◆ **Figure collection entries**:
════

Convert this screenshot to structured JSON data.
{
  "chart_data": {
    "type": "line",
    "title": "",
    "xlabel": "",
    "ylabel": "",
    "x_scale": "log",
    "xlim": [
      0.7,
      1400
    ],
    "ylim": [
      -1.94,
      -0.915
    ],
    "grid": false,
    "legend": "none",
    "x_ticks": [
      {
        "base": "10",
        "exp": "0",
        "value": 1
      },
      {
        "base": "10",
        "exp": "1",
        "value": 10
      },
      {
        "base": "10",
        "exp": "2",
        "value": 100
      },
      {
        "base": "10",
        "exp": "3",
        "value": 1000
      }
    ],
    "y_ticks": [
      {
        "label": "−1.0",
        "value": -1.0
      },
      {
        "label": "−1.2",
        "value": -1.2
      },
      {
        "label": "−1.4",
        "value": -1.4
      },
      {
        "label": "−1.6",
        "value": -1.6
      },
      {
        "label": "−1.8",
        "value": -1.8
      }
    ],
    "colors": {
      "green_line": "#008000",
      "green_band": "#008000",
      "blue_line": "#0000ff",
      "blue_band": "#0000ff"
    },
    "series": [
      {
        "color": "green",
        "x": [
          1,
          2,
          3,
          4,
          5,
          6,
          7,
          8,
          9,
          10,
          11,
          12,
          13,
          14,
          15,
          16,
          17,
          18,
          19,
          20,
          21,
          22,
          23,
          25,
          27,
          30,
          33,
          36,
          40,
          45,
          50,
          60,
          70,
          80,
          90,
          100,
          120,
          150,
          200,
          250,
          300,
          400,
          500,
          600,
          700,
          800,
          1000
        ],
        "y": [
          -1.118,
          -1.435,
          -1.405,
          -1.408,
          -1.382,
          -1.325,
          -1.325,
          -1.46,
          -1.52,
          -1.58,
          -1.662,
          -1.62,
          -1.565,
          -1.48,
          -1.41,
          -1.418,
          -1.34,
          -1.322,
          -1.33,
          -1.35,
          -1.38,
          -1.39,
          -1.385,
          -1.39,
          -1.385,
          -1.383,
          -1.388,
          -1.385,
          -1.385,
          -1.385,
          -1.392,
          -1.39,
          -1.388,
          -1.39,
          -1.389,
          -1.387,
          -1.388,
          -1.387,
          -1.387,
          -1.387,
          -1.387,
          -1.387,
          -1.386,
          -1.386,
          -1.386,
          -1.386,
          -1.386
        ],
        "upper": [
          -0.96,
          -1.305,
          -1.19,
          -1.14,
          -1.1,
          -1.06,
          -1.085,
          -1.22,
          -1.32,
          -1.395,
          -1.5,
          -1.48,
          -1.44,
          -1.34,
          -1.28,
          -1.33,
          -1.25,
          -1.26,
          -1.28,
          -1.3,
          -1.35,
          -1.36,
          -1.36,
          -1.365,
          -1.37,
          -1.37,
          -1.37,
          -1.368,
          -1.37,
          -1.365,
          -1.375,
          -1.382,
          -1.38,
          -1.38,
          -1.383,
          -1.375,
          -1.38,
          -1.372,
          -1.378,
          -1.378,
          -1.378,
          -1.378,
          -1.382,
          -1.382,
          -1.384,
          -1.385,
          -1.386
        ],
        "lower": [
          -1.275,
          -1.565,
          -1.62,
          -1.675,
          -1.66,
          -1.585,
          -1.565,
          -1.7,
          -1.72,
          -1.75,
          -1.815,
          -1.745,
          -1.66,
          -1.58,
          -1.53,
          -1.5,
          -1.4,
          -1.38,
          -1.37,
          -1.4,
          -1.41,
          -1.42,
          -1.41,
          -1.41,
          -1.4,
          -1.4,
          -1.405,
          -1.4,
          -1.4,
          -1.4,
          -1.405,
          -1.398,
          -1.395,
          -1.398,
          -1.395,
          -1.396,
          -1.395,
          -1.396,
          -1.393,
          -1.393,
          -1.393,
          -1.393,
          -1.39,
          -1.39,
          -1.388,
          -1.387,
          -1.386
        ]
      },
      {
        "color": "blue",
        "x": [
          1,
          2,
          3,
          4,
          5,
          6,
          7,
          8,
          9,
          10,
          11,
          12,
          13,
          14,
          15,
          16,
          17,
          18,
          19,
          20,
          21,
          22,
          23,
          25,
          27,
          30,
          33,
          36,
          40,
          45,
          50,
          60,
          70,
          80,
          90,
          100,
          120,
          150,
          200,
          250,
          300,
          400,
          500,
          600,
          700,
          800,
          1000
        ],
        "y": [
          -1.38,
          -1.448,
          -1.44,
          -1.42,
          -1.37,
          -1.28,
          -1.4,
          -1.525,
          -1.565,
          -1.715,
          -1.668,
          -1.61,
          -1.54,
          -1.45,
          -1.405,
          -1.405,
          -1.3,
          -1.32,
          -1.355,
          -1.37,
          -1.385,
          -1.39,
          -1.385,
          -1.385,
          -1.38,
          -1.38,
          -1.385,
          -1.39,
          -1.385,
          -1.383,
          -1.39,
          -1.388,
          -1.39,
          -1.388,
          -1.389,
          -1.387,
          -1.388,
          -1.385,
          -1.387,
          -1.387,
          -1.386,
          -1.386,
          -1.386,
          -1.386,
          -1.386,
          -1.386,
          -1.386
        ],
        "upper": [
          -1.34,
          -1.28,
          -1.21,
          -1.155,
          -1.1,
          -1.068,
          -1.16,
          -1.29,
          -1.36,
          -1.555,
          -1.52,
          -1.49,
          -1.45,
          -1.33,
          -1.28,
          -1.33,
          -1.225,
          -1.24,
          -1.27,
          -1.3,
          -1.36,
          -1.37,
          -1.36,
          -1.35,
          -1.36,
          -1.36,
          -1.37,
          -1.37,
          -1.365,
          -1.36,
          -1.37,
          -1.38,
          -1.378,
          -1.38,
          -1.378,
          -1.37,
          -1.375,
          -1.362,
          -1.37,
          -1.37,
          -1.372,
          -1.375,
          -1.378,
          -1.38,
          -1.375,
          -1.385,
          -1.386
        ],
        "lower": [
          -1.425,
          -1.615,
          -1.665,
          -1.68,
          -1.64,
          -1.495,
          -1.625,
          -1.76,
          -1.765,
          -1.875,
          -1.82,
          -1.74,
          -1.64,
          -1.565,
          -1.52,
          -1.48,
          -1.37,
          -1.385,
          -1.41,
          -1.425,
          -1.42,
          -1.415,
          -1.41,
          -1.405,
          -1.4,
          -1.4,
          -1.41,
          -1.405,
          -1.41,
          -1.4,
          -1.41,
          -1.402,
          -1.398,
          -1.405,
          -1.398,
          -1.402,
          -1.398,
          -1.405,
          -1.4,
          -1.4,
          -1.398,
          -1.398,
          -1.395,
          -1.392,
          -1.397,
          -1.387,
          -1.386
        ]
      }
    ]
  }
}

════

◆ **Stated problem**: Produce an exact copy of the whole listing.

◆ **The reply**:
Convert this screenshot to structured JSON data.
{
  "chart_data": {
    "type": "line",
    "title": "",
    "xlabel": "",
    "ylabel": "",
    "x_scale": "log",
    "xlim": [
      0.7,
      1400
    ],
    "ylim": [
      -1.94,
      -0.915
    ],
    "grid": false,
    "legend": "none",
    "x_ticks": [
      {
        "base": "10",
        "exp": "0",
        "value": 1
      },
      {
        "base": "10",
        "exp": "1",
        "value": 10
      },
      {
        "base": "10",
        "exp": "2",
        "value": 100
      },
      {
        "base": "10",
        "exp": "3",
        "value": 1000
      }
    ],
    "y_ticks": [
      {
        "label": "−1.0",
        "value": -1.0
      },
      {
        "label": "−1.2",
        "value": -1.2
      },
      {
        "label": "−1.4",
        "value": -1.4
      },
      {
        "label": "−1.6",
        "value": -1.6
      },
      {
        "label": "−1.8",
        "value": -1.8
      }
    ],
    "colors": {
      "green_line": "#008000",
      "green_band": "#008000",
      "blue_line": "#0000ff",
      "blue_band": "#0000ff"
    },
    "series": [
      {
        "color": "green",
        "x": [
          1,
          2,
          3,
          4,
          5,
          6,
          7,
          8,
          9,
          10,
          11,
          12,
          13,
          14,
          15,
          16,
          17,
          18,
          19,
          20,
          21,
          22,
          23,
          25,
          27,
          30,
          33,
          36,
          40,
          45,
          50,
          60,
          70,
          80,
          90,
          100,
          120,
          150,
          200,
          250,
          300,
          400,
          500,
          600,
          700,
          800,
          1000
        ],
        "y": [
          -1.118,
          -1.435,
          -1.405,
          -1.408,
          -1.382,
          -1.325,
          -1.325,
          -1.46,
          -1.52,
          -1.58,
          -1.662,
          -1.62,
          -1.565,
          -1.48,
          -1.41,
          -1.418,
          -1.34,
          -1.322,
          -1.33,
          -1.35,
          -1.38,
          -1.39,
          -1.385,
          -1.39,
          -1.385,
          -1.383,
          -1.388,
          -1.385,
          -1.385,
          -1.385,
          -1.392,
          -1.39,
          -1.388,
          -1.39,
          -1.389,
          -1.387,
          -1.388,
          -1.387,
          -1.387,
          -1.387,
          -1.387,
          -1.387,
          -1.386,
          -1.386,
          -1.386,
          -1.386,
          -1.386
        ],
        "upper": [
          -0.96,
          -1.305,
          -1.19,
          -1.14,
          -1.1,
          -1.06,
          -1.085,
          -1.22,
          -1.32,
          -1.395,
          -1.5,
          -1.48,
          -1.44,
          -1.34,
          -1.28,
          -1.33,
          -1.25,
          -1.26,
          -1.28,
          -1.3,
          -1.35,
          -1.36,
          -1.36,
          -1.365,
          -1.37,
          -1.37,
          -1.37,
          -1.368,
          -1.37,
          -1.365,
          -1.375,
          -1.382,
          -1.38,
          -1.38,
          -1.383,
          -1.375,
          -1.38,
          -1.372,
          -1.378,
          -1.378,
          -1.378,
          -1.378,
          -1.382,
          -1.382,
          -1.384,
          -1.385,
          -1.386
        ],
        "lower": [
          -1.275,
          -1.565,
          -1.62,
          -1.675,
          -1.66,
          -1.585,
          -1.565,
          -1.7,
          -1.72,
          -1.75,
          -1.815,
          -1.745,
          -1.66,
          -1.58,
          -1.53,
          -1.5,
          -1.4,
          -1.38,
          -1.37,
          -1.4,
          -1.41,
          -1.42,
          -1.41,
          -1.41,
          -1.4,
          -1.4,
          -1.405,
          -1.4,
          -1.4,
          -1.4,
          -1.405,
          -1.398,
          -1.395,
          -1.398,
          -1.395,
          -1.396,
          -1.395,
          -1.396,
          -1.393,
          -1.393,
          -1.393,
          -1.393,
          -1.39,
          -1.39,
          -1.388,
          -1.387,
          -1.386
        ]
      },
      {
        "color": "blue",
        "x": [
          1,
          2,
          3,
          4,
          5,
          6,
          7,
          8,
          9,
          10,
          11,
          12,
          13,
          14,
          15,
          16,
          17,
          18,
          19,
          20,
          21,
          22,
          23,
          25,
          27,
          30,
          33,
          36,
          40,
          45,
          50,
          60,
          70,
          80,
          90,
          100,
          120,
          150,
          200,
          250,
          300,
          400,
          500,
          600,
          700,
          800,
          1000
        ],
        "y": [
          -1.38,
          -1.448,
          -1.44,
          -1.42,
          -1.37,
          -1.28,
          -1.4,
          -1.525,
          -1.565,
          -1.715,
          -1.668,
          -1.61,
          -1.54,
          -1.45,
          -1.405,
          -1.405,
          -1.3,
          -1.32,
          -1.355,
          -1.37,
          -1.385,
          -1.39,
          -1.385,
          -1.385,
          -1.38,
          -1.38,
          -1.385,
          -1.39,
          -1.385,
          -1.383,
          -1.39,
          -1.388,
          -1.39,
          -1.388,
          -1.389,
          -1.387,
          -1.388,
          -1.385,
          -1.387,
          -1.387,
          -1.386,
          -1.386,
          -1.386,
          -1.386,
          -1.386,
          -1.386,
          -1.386
        ],
        "upper": [
          -1.34,
          -1.28,
          -1.21,
          -1.155,
          -1.1,
          -1.068,
          -1.16,
          -1.29,
          -1.36,
          -1.555,
          -1.52,
          -1.49,
          -1.45,
          -1.33,
          -1.28,
          -1.33,
          -1.225,
          -1.24,
          -1.27,
          -1.3,
          -1.36,
          -1.37,
          -1.36,
          -1.35,
          -1.36,
          -1.36,
          -1.37,
          -1.37,
          -1.365,
          -1.36,
          -1.37,
          -1.38,
          -1.378,
          -1.38,
          -1.378,
          -1.37,
          -1.375,
          -1.362,
          -1.37,
          -1.37,
          -1.372,
          -1.375,
          -1.378,
          -1.38,
          -1.375,
          -1.385,
          -1.386
        ],
        "lower": [
          -1.425,
          -1.615,
          -1.665,
          -1.68,
          -1.64,
          -1.495,
          -1.625,
          -1.76,
          -1.765,
          -1.875,
          -1.82,
          -1.74,
          -1.64,
          -1.565,
          -1.52,
          -1.48,
          -1.37,
          -1.385,
          -1.41,
          -1.425,
          -1.42,
          -1.415,
          -1.41,
          -1.405,
          -1.4,
          -1.4,
          -1.41,
          -1.405,
          -1.41,
          -1.4,
          -1.41,
          -1.402,
          -1.398,
          -1.405,
          -1.398,
          -1.402,
          -1.398,
          -1.405,
          -1.4,
          -1.4,
          -1.398,
          -1.398,
          -1.395,
          -1.392,
          -1.397,
          -1.387,
          -1.386
        ]
      }
    ]
  }
}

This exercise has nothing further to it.